> _REQUIRED WORK_
Read the survival excerpt that follows and decide whether each statement agrees with it. Answer yes or no for each, and quote the words of the excerpt that decide it. 1. The median OS for the whole series was 22.8 months. 2. Patients with baseline BM had significantly worse survival. 3. Median follow-up was longer for patients treated with osimertinib than for the whole series.

At the time of data cutoff, 70% of patients had deceased (41% in the osimertinib subgroup versus 79% in the other TKI group). Median follow-up was 28 months for the whole series and 17 months for patients treated with osimertinib.

The median OS was 22.8 months (95% CI 21.1–24.8) while three- and five-year survival rates were 31% (95% CI 28–34) and 12% (95% CI 10–15), respectively. Survival decreased with increasing age and poorer PS (Table 2). Survival was better for patients with stage M1A and those with less than 3 organs affected by metastases compared to more advanced disease. Survival of patients with del19 was significantly superior than for L858R, median OS 28.4 (95% CI 25.6–30.6) versus 17.7 months (95% CI 16.1–19.5), p < 0.001 (Fig. 1). The presence of baseline BM had no significant impact on survival, with a three-year survival rates of 27% versus 32%, p = 0.20. In patients with BM, local treatment did not influence survival, with three-year survival rates of 28% versus 26% (p = 0.70), respectively.

> _ENTRIES SHOWN_
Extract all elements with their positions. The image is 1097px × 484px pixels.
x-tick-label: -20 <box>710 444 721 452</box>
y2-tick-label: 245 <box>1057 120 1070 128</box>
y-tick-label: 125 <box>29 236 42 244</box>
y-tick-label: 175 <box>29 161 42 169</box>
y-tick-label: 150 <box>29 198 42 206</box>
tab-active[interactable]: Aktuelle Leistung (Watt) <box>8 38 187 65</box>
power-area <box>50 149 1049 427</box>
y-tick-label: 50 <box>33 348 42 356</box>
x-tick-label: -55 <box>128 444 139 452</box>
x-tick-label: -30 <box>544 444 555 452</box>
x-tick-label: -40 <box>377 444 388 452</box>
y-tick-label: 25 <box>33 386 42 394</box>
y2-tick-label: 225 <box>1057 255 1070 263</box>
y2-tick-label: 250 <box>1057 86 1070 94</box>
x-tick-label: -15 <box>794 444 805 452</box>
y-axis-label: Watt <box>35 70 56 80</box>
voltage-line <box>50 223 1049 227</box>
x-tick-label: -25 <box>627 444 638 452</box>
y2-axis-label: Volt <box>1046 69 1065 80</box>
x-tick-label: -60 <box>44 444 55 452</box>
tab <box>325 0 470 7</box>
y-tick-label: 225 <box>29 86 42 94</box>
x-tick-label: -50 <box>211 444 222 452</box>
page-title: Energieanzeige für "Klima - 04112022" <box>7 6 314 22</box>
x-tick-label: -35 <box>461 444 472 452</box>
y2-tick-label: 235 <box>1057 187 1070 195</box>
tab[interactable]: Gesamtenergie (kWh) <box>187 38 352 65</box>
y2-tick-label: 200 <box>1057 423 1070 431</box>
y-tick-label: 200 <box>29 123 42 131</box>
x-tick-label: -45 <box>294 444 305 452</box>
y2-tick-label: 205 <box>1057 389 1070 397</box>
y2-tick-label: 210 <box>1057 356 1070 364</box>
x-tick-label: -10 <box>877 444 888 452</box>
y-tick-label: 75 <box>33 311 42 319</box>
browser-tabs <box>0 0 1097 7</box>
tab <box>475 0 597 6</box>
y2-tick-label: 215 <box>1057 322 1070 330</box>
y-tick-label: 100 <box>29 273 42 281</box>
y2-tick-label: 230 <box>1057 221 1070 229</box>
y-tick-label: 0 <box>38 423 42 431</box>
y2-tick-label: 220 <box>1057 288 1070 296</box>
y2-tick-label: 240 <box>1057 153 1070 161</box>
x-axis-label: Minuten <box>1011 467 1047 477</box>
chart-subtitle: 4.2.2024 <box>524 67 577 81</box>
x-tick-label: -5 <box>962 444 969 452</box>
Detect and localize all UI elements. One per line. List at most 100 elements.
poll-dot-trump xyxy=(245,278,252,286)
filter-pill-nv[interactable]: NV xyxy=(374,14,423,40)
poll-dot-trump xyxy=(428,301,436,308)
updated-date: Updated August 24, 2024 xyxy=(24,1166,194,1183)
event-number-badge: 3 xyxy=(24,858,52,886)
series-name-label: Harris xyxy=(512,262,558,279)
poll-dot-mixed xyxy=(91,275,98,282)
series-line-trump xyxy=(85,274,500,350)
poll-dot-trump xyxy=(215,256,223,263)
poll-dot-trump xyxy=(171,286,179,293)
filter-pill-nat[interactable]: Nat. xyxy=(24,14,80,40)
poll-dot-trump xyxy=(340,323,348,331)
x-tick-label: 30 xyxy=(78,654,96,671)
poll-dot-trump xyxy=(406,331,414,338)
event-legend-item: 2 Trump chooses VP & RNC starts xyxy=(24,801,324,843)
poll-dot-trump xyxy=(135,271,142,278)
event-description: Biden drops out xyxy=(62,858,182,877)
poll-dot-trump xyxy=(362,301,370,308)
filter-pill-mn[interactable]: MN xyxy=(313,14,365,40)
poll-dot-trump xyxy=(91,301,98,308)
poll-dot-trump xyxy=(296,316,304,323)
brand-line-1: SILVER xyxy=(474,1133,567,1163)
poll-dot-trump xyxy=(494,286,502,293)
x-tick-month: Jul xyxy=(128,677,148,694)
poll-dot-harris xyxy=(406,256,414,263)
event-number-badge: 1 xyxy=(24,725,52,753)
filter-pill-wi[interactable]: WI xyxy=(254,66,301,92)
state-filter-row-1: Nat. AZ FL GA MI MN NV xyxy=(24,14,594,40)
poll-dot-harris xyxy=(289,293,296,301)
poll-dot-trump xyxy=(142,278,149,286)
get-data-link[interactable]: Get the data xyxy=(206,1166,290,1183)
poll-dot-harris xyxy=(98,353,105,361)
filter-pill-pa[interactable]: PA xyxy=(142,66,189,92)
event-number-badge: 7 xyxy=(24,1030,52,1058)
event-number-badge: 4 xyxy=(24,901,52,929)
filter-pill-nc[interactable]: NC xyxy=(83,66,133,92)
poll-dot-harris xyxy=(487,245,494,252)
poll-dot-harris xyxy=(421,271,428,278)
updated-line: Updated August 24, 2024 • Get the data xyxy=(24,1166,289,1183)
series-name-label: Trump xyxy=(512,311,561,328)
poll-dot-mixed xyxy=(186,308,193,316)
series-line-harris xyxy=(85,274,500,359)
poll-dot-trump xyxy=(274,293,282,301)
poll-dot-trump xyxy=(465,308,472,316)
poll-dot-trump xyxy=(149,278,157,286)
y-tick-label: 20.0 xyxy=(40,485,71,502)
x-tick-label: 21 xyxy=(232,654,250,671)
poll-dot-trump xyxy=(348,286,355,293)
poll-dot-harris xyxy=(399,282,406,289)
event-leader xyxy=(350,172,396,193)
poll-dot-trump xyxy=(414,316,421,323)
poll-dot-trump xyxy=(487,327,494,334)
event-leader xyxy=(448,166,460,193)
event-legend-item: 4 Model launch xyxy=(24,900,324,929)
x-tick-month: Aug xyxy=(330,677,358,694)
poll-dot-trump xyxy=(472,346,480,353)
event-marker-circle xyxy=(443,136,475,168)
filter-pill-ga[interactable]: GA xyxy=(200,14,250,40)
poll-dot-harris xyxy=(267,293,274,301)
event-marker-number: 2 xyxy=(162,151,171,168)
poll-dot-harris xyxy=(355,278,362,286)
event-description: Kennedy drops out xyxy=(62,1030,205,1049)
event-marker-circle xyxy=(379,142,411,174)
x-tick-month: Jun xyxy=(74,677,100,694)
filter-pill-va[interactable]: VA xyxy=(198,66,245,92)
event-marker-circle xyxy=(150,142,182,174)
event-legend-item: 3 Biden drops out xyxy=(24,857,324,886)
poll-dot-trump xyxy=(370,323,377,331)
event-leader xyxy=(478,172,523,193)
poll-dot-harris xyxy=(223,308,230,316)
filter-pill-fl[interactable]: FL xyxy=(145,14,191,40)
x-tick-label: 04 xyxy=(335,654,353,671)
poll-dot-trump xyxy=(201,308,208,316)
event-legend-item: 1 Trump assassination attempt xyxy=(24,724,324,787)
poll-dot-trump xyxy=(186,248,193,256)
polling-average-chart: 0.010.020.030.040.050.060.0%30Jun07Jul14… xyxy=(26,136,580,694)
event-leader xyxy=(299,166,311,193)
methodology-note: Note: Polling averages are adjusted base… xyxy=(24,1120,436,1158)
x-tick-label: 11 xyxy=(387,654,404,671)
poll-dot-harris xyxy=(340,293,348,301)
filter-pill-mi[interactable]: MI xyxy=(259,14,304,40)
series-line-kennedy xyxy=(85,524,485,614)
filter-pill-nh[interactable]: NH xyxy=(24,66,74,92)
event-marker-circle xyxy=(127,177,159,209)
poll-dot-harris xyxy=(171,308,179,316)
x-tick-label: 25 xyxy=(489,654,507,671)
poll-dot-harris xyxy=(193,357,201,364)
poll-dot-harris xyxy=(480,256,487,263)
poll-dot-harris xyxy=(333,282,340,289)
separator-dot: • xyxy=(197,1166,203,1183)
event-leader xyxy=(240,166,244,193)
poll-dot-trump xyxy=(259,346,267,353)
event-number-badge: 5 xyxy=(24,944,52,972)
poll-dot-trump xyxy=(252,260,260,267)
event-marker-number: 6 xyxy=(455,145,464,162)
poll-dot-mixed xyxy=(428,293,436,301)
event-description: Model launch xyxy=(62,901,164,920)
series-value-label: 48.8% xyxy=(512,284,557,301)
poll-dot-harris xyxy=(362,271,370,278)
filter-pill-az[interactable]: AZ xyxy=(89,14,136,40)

> _ANSWER TO THIS TASK_
1. Yes: "The median OS was 22.8 months (95% CI 21.1–24.8)"
2. No: "The presence of baseline BM had no significant impact on survival"
3. No: "Median follow-up was 28 months for the whole series and 17 months for patients treated with osimertinib."